Figure record listings
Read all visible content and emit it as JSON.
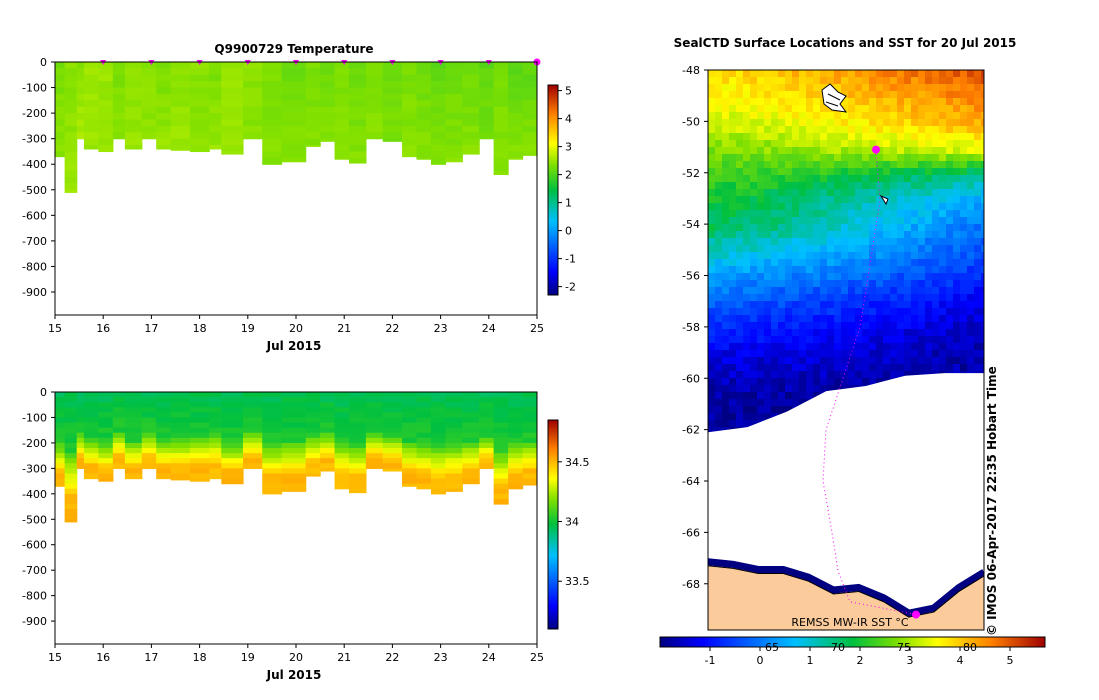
{
  "chart_data": [
    {
      "id": "temperature",
      "type": "heatmap",
      "title": "Q9900729  Temperature",
      "xlabel": "Jul 2015",
      "ylabel": "",
      "xlim": [
        15,
        25
      ],
      "ylim": [
        -990,
        0
      ],
      "x_ticks": [
        15,
        16,
        17,
        18,
        19,
        20,
        21,
        22,
        23,
        24,
        25
      ],
      "y_ticks": [
        0,
        -100,
        -200,
        -300,
        -400,
        -500,
        -600,
        -700,
        -800,
        -900
      ],
      "profile_markers": [
        16,
        17,
        18,
        19,
        20,
        21,
        22,
        23,
        24,
        25
      ],
      "colorbar": {
        "min": -2.3,
        "max": 5.2,
        "ticks": [
          5,
          4,
          3,
          2,
          1,
          0,
          -1,
          -2
        ]
      },
      "profile_x": [
        15.0,
        15.2,
        15.45,
        15.6,
        15.9,
        16.2,
        16.45,
        16.8,
        17.1,
        17.4,
        17.8,
        18.2,
        18.45,
        18.9,
        19.3,
        19.7,
        20.2,
        20.5,
        20.8,
        21.1,
        21.45,
        21.8,
        22.2,
        22.5,
        22.8,
        23.1,
        23.45,
        23.8,
        24.1,
        24.4,
        24.7,
        25.0
      ],
      "profile_depth": [
        -370,
        -510,
        -300,
        -340,
        -350,
        -300,
        -340,
        -300,
        -340,
        -345,
        -350,
        -340,
        -360,
        -300,
        -400,
        -390,
        -330,
        -310,
        -380,
        -395,
        -300,
        -310,
        -370,
        -380,
        -400,
        -390,
        -360,
        -300,
        -440,
        -380,
        -365,
        -350
      ],
      "surface_temp": [
        2.3,
        2.4,
        2.4,
        2.5,
        2.5,
        2.3,
        2.4,
        2.4,
        2.3,
        2.4,
        2.4,
        2.3,
        2.5,
        2.4,
        2.3,
        2.2,
        2.3,
        2.2,
        2.3,
        2.2,
        2.3,
        2.2,
        2.3,
        2.2,
        2.1,
        2.2,
        2.2,
        2.1,
        2.3,
        2.1,
        2.1,
        2.2
      ],
      "deep_temp": [
        2.4,
        2.5,
        2.6,
        2.5,
        2.5,
        2.4,
        2.5,
        2.4,
        2.5,
        2.5,
        2.4,
        2.5,
        2.5,
        2.4,
        2.4,
        2.4,
        2.4,
        2.4,
        2.4,
        2.4,
        2.4,
        2.3,
        2.4,
        2.4,
        2.4,
        2.4,
        2.4,
        2.3,
        2.4,
        2.4,
        2.4,
        2.4
      ]
    },
    {
      "id": "salinity",
      "type": "heatmap",
      "title": "",
      "xlabel": "Jul 2015",
      "ylabel": "",
      "xlim": [
        15,
        25
      ],
      "ylim": [
        -990,
        0
      ],
      "x_ticks": [
        15,
        16,
        17,
        18,
        19,
        20,
        21,
        22,
        23,
        24,
        25
      ],
      "y_ticks": [
        0,
        -100,
        -200,
        -300,
        -400,
        -500,
        -600,
        -700,
        -800,
        -900
      ],
      "colorbar": {
        "min": 33.1,
        "max": 34.85,
        "ticks": [
          34.5,
          34,
          33.5
        ]
      },
      "profile_x": [
        15.0,
        15.2,
        15.45,
        15.6,
        15.9,
        16.2,
        16.45,
        16.8,
        17.1,
        17.4,
        17.8,
        18.2,
        18.45,
        18.9,
        19.3,
        19.7,
        20.2,
        20.5,
        20.8,
        21.1,
        21.45,
        21.8,
        22.2,
        22.5,
        22.8,
        23.1,
        23.45,
        23.8,
        24.1,
        24.4,
        24.7,
        25.0
      ],
      "profile_depth": [
        -370,
        -510,
        -300,
        -340,
        -350,
        -300,
        -340,
        -300,
        -340,
        -345,
        -350,
        -340,
        -360,
        -300,
        -400,
        -390,
        -330,
        -310,
        -380,
        -395,
        -300,
        -310,
        -370,
        -380,
        -400,
        -390,
        -360,
        -300,
        -440,
        -380,
        -365,
        -350
      ],
      "halocline_depth": [
        -200,
        -230,
        -160,
        -180,
        -200,
        -150,
        -190,
        -160,
        -190,
        -180,
        -170,
        -160,
        -200,
        -150,
        -200,
        -190,
        -170,
        -160,
        -200,
        -210,
        -160,
        -170,
        -190,
        -200,
        -210,
        -200,
        -190,
        -170,
        -230,
        -200,
        -190,
        -180
      ],
      "surface_salinity": 33.95,
      "deep_salinity": 34.5
    },
    {
      "id": "sst_map",
      "type": "heatmap",
      "title": "SealCTD Surface Locations and SST for 20 Jul 2015",
      "xlabel": "",
      "ylabel": "",
      "ylim": [
        -69.8,
        -48
      ],
      "y_ticks": [
        -48,
        -50,
        -52,
        -54,
        -56,
        -58,
        -60,
        -62,
        -64,
        -66,
        -68
      ],
      "colorbar": {
        "min": -2,
        "max": 5.7,
        "ticks": [
          -1,
          0,
          1,
          2,
          3,
          4,
          5
        ]
      },
      "colorbar_overlay_ticks": [
        "65",
        "70",
        "75",
        "80"
      ],
      "colorbar_label": "REMSS MW-IR SST °C",
      "credit": "©  IMOS 06-Apr-2017 22:35 Hobart Time",
      "sst_bands": [
        {
          "lat": -48,
          "west": 3.8,
          "east": 5.1
        },
        {
          "lat": -50,
          "west": 3.2,
          "east": 4.2
        },
        {
          "lat": -51,
          "west": 2.7,
          "east": 3.4
        },
        {
          "lat": -52,
          "west": 2.3,
          "east": 1.3
        },
        {
          "lat": -53,
          "west": 1.9,
          "east": 0.4
        },
        {
          "lat": -54,
          "west": 1.7,
          "east": -0.1
        },
        {
          "lat": -55,
          "west": 1.0,
          "east": -0.4
        },
        {
          "lat": -56,
          "west": 0.3,
          "east": -0.8
        },
        {
          "lat": -57,
          "west": -0.3,
          "east": -1.3
        },
        {
          "lat": -58,
          "west": -0.8,
          "east": -1.6
        },
        {
          "lat": -59,
          "west": -1.3,
          "east": -1.7
        },
        {
          "lat": -60,
          "west": -1.6,
          "east": -1.8
        },
        {
          "lat": -61,
          "west": -1.8,
          "east": -1.8
        }
      ],
      "sea_ice_edge_lat": [
        -62.1,
        -61.9,
        -61.3,
        -60.5,
        -60.3,
        -59.9,
        -59.8,
        -59.8
      ],
      "coast_lat": [
        -67.3,
        -67.4,
        -67.6,
        -67.6,
        -67.9,
        -68.4,
        -68.3,
        -68.7,
        -69.3,
        -69.1,
        -68.3,
        -67.7
      ],
      "seal_track_lat": [
        -51.1,
        -53.1,
        -58,
        -62,
        -64,
        -66,
        -67.5,
        -68.7,
        -69.2
      ],
      "seal_positions": [
        {
          "label": "SealCTD surface location",
          "lat": -51.1
        },
        {
          "label": "SealCTD surface location",
          "lat": -69.2
        }
      ]
    }
  ]
}
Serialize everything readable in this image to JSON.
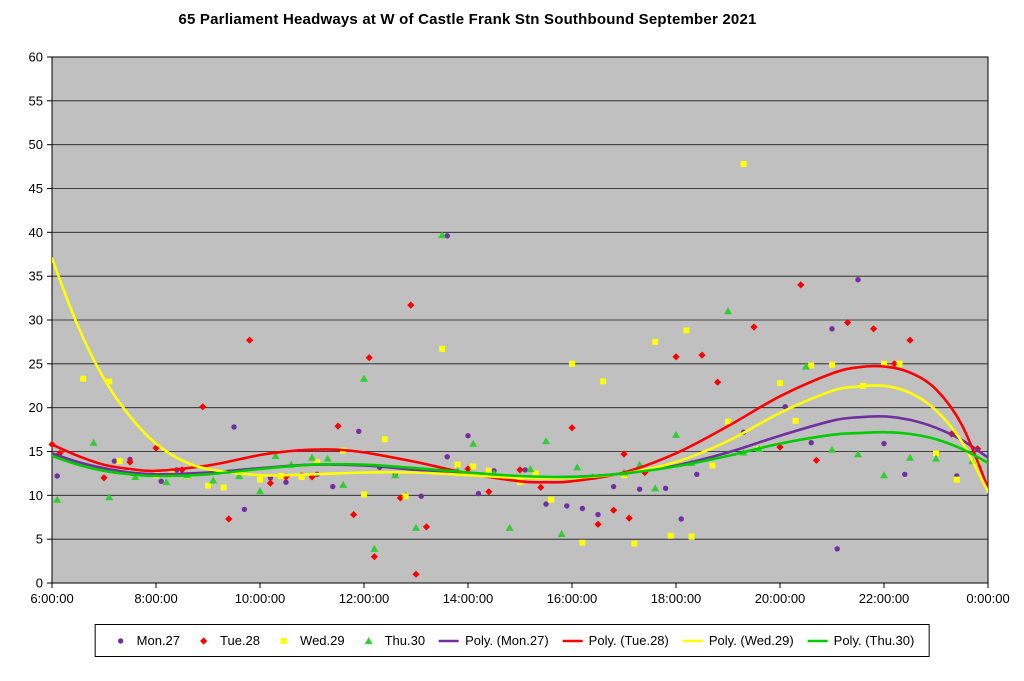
{
  "chart_data": {
    "type": "scatter",
    "title": "65 Parliament Headways at W of Castle Frank Stn Southbound September 2021",
    "plot_bg": "#C0C0C0",
    "grid": "horizontal",
    "legend_position": "bottom",
    "x_axis": {
      "min": 6,
      "max": 24,
      "tick_interval_hours": 2,
      "tick_labels": [
        "6:00:00",
        "8:00:00",
        "10:00:00",
        "12:00:00",
        "14:00:00",
        "16:00:00",
        "18:00:00",
        "20:00:00",
        "22:00:00",
        "0:00:00"
      ]
    },
    "y_axis": {
      "min": 0,
      "max": 60,
      "tick_interval": 5,
      "tick_labels": [
        "0",
        "5",
        "10",
        "15",
        "20",
        "25",
        "30",
        "35",
        "40",
        "45",
        "50",
        "55",
        "60"
      ]
    },
    "series": [
      {
        "name": "Mon.27",
        "marker": "circle",
        "color": "#7030A0",
        "points": [
          [
            6.1,
            12.2
          ],
          [
            7.2,
            13.9
          ],
          [
            7.5,
            14.1
          ],
          [
            8.1,
            11.6
          ],
          [
            8.4,
            12.9
          ],
          [
            9.5,
            17.8
          ],
          [
            9.7,
            8.4
          ],
          [
            10.2,
            12.0
          ],
          [
            10.5,
            11.5
          ],
          [
            10.8,
            12.3
          ],
          [
            11.1,
            12.4
          ],
          [
            11.4,
            11.0
          ],
          [
            11.9,
            17.3
          ],
          [
            12.3,
            13.2
          ],
          [
            12.6,
            12.4
          ],
          [
            12.8,
            10.0
          ],
          [
            13.1,
            9.9
          ],
          [
            13.6,
            14.4
          ],
          [
            13.6,
            39.6
          ],
          [
            14.0,
            16.8
          ],
          [
            14.2,
            10.2
          ],
          [
            14.5,
            12.8
          ],
          [
            15.1,
            12.9
          ],
          [
            15.5,
            9.0
          ],
          [
            15.9,
            8.8
          ],
          [
            16.2,
            8.5
          ],
          [
            16.5,
            7.8
          ],
          [
            16.8,
            11.0
          ],
          [
            17.3,
            10.7
          ],
          [
            17.8,
            10.8
          ],
          [
            18.1,
            7.3
          ],
          [
            18.4,
            12.4
          ],
          [
            19.0,
            18.3
          ],
          [
            19.3,
            17.2
          ],
          [
            20.1,
            20.1
          ],
          [
            20.6,
            16.0
          ],
          [
            21.0,
            29.0
          ],
          [
            21.1,
            3.9
          ],
          [
            21.5,
            34.6
          ],
          [
            22.0,
            15.9
          ],
          [
            22.4,
            12.4
          ],
          [
            23.4,
            12.2
          ]
        ]
      },
      {
        "name": "Tue.28",
        "marker": "diamond",
        "color": "#FF0000",
        "points": [
          [
            6.0,
            15.8
          ],
          [
            6.15,
            14.8
          ],
          [
            7.0,
            12.0
          ],
          [
            7.5,
            13.8
          ],
          [
            8.0,
            15.4
          ],
          [
            8.5,
            12.9
          ],
          [
            8.9,
            20.1
          ],
          [
            9.4,
            7.3
          ],
          [
            9.8,
            27.7
          ],
          [
            10.2,
            11.4
          ],
          [
            10.5,
            12.1
          ],
          [
            11.0,
            12.1
          ],
          [
            11.5,
            17.9
          ],
          [
            11.8,
            7.8
          ],
          [
            12.1,
            25.7
          ],
          [
            12.2,
            3.0
          ],
          [
            12.7,
            9.7
          ],
          [
            12.9,
            31.7
          ],
          [
            13.0,
            1.0
          ],
          [
            13.2,
            6.4
          ],
          [
            14.0,
            13.0
          ],
          [
            14.4,
            10.4
          ],
          [
            15.0,
            12.9
          ],
          [
            15.4,
            10.9
          ],
          [
            16.0,
            17.7
          ],
          [
            16.5,
            6.7
          ],
          [
            16.8,
            8.3
          ],
          [
            17.0,
            14.7
          ],
          [
            17.1,
            7.4
          ],
          [
            17.4,
            12.6
          ],
          [
            18.0,
            25.8
          ],
          [
            18.5,
            26.0
          ],
          [
            18.8,
            22.9
          ],
          [
            19.5,
            29.2
          ],
          [
            20.0,
            15.5
          ],
          [
            20.4,
            34.0
          ],
          [
            20.7,
            14.0
          ],
          [
            21.3,
            29.7
          ],
          [
            21.8,
            29.0
          ],
          [
            22.2,
            25.0
          ],
          [
            22.5,
            27.7
          ],
          [
            23.0,
            14.8
          ],
          [
            23.3,
            17.0
          ],
          [
            23.8,
            15.3
          ]
        ]
      },
      {
        "name": "Wed.29",
        "marker": "square",
        "color": "#FFFF00",
        "points": [
          [
            6.6,
            23.3
          ],
          [
            7.1,
            23.0
          ],
          [
            7.3,
            13.9
          ],
          [
            8.0,
            12.3
          ],
          [
            8.3,
            12.4
          ],
          [
            8.6,
            12.2
          ],
          [
            9.0,
            11.1
          ],
          [
            9.3,
            10.9
          ],
          [
            10.0,
            11.8
          ],
          [
            10.4,
            12.2
          ],
          [
            10.8,
            12.1
          ],
          [
            11.1,
            13.8
          ],
          [
            11.6,
            15.1
          ],
          [
            12.0,
            10.1
          ],
          [
            12.4,
            16.4
          ],
          [
            12.8,
            9.9
          ],
          [
            13.5,
            26.7
          ],
          [
            13.8,
            13.5
          ],
          [
            14.1,
            13.3
          ],
          [
            14.4,
            12.8
          ],
          [
            15.0,
            11.5
          ],
          [
            15.3,
            12.5
          ],
          [
            15.6,
            9.5
          ],
          [
            16.0,
            25.0
          ],
          [
            16.2,
            4.6
          ],
          [
            16.6,
            23.0
          ],
          [
            17.0,
            12.3
          ],
          [
            17.2,
            4.5
          ],
          [
            17.6,
            27.5
          ],
          [
            17.9,
            5.4
          ],
          [
            18.2,
            28.8
          ],
          [
            18.3,
            5.3
          ],
          [
            18.7,
            13.4
          ],
          [
            19.0,
            18.4
          ],
          [
            19.3,
            47.8
          ],
          [
            19.6,
            15.3
          ],
          [
            20.0,
            22.8
          ],
          [
            20.3,
            18.5
          ],
          [
            20.6,
            24.8
          ],
          [
            21.0,
            24.9
          ],
          [
            21.6,
            22.5
          ],
          [
            22.0,
            25.0
          ],
          [
            22.3,
            25.0
          ],
          [
            23.0,
            14.8
          ],
          [
            23.4,
            11.8
          ],
          [
            23.8,
            13.8
          ]
        ]
      },
      {
        "name": "Thu.30",
        "marker": "triangle",
        "color": "#33CC33",
        "points": [
          [
            6.1,
            9.5
          ],
          [
            6.8,
            16.0
          ],
          [
            7.1,
            9.8
          ],
          [
            7.6,
            12.1
          ],
          [
            8.2,
            11.5
          ],
          [
            8.6,
            12.3
          ],
          [
            9.1,
            11.7
          ],
          [
            9.6,
            12.2
          ],
          [
            10.0,
            10.5
          ],
          [
            10.3,
            14.5
          ],
          [
            10.6,
            13.5
          ],
          [
            11.0,
            14.3
          ],
          [
            11.3,
            14.2
          ],
          [
            11.6,
            11.2
          ],
          [
            12.0,
            23.3
          ],
          [
            12.2,
            3.9
          ],
          [
            12.6,
            12.3
          ],
          [
            13.0,
            6.3
          ],
          [
            13.5,
            39.7
          ],
          [
            13.8,
            12.8
          ],
          [
            14.1,
            15.9
          ],
          [
            14.5,
            12.5
          ],
          [
            14.8,
            6.3
          ],
          [
            15.2,
            13.0
          ],
          [
            15.5,
            16.2
          ],
          [
            15.8,
            5.6
          ],
          [
            16.1,
            13.2
          ],
          [
            16.4,
            12.1
          ],
          [
            17.0,
            12.6
          ],
          [
            17.3,
            13.5
          ],
          [
            17.6,
            10.8
          ],
          [
            18.0,
            16.9
          ],
          [
            18.3,
            13.7
          ],
          [
            19.0,
            31.0
          ],
          [
            19.3,
            14.9
          ],
          [
            19.6,
            15.3
          ],
          [
            20.5,
            24.7
          ],
          [
            21.0,
            15.2
          ],
          [
            21.5,
            14.7
          ],
          [
            22.0,
            12.3
          ],
          [
            22.5,
            14.3
          ],
          [
            23.0,
            14.2
          ],
          [
            23.7,
            13.9
          ]
        ]
      }
    ],
    "trendlines": [
      {
        "name": "Poly. (Mon.27)",
        "color": "#7030A0",
        "points": [
          [
            6,
            14.8
          ],
          [
            6.5,
            13.8
          ],
          [
            7,
            13.1
          ],
          [
            7.5,
            12.6
          ],
          [
            8,
            12.4
          ],
          [
            9,
            12.6
          ],
          [
            10,
            13.1
          ],
          [
            11,
            13.5
          ],
          [
            12,
            13.4
          ],
          [
            13,
            12.9
          ],
          [
            14,
            12.4
          ],
          [
            15,
            12.1
          ],
          [
            16,
            12.1
          ],
          [
            17,
            12.5
          ],
          [
            18,
            13.4
          ],
          [
            19,
            14.9
          ],
          [
            20,
            16.8
          ],
          [
            21,
            18.5
          ],
          [
            21.5,
            18.9
          ],
          [
            22,
            19.0
          ],
          [
            22.5,
            18.6
          ],
          [
            23,
            17.7
          ],
          [
            23.5,
            16.3
          ],
          [
            24,
            14.3
          ]
        ]
      },
      {
        "name": "Poly. (Tue.28)",
        "color": "#FF0000",
        "points": [
          [
            6,
            15.8
          ],
          [
            6.5,
            14.5
          ],
          [
            7,
            13.5
          ],
          [
            7.5,
            13.0
          ],
          [
            8,
            12.8
          ],
          [
            9,
            13.4
          ],
          [
            10,
            14.6
          ],
          [
            10.5,
            15.0
          ],
          [
            11,
            15.2
          ],
          [
            11.5,
            15.2
          ],
          [
            12,
            14.9
          ],
          [
            13,
            13.8
          ],
          [
            14,
            12.5
          ],
          [
            15,
            11.6
          ],
          [
            15.5,
            11.5
          ],
          [
            16,
            11.6
          ],
          [
            17,
            12.6
          ],
          [
            18,
            14.8
          ],
          [
            19,
            17.9
          ],
          [
            20,
            21.3
          ],
          [
            21,
            23.9
          ],
          [
            21.5,
            24.6
          ],
          [
            22,
            24.7
          ],
          [
            22.5,
            24.0
          ],
          [
            23,
            22.1
          ],
          [
            23.5,
            18.0
          ],
          [
            24,
            10.8
          ]
        ]
      },
      {
        "name": "Poly. (Wed.29)",
        "color": "#FFFF00",
        "points": [
          [
            6,
            37.0
          ],
          [
            6.5,
            29.3
          ],
          [
            7,
            23.3
          ],
          [
            7.5,
            19.0
          ],
          [
            8,
            15.9
          ],
          [
            8.5,
            14.0
          ],
          [
            9,
            13.0
          ],
          [
            10,
            12.3
          ],
          [
            11,
            12.4
          ],
          [
            12,
            12.6
          ],
          [
            13,
            12.6
          ],
          [
            14,
            12.3
          ],
          [
            15,
            12.0
          ],
          [
            16,
            12.0
          ],
          [
            17,
            12.5
          ],
          [
            18,
            13.8
          ],
          [
            19,
            16.2
          ],
          [
            20,
            19.4
          ],
          [
            21,
            21.9
          ],
          [
            21.5,
            22.4
          ],
          [
            22,
            22.5
          ],
          [
            22.5,
            21.7
          ],
          [
            23,
            19.7
          ],
          [
            23.5,
            16.1
          ],
          [
            24,
            10.4
          ]
        ]
      },
      {
        "name": "Poly. (Thu.30)",
        "color": "#00CC00",
        "points": [
          [
            6,
            14.5
          ],
          [
            6.5,
            13.5
          ],
          [
            7,
            12.8
          ],
          [
            7.5,
            12.4
          ],
          [
            8,
            12.2
          ],
          [
            9,
            12.4
          ],
          [
            10,
            13.0
          ],
          [
            11,
            13.5
          ],
          [
            12,
            13.5
          ],
          [
            13,
            13.1
          ],
          [
            14,
            12.6
          ],
          [
            15,
            12.2
          ],
          [
            16,
            12.1
          ],
          [
            17,
            12.5
          ],
          [
            18,
            13.3
          ],
          [
            19,
            14.5
          ],
          [
            20,
            15.9
          ],
          [
            21,
            16.9
          ],
          [
            21.5,
            17.1
          ],
          [
            22,
            17.2
          ],
          [
            22.5,
            17.0
          ],
          [
            23,
            16.4
          ],
          [
            23.5,
            15.3
          ],
          [
            24,
            13.7
          ]
        ]
      }
    ]
  }
}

Exercise task: From the records above, report the count of lines containing "Poly" and nothing more.

The completed task: 4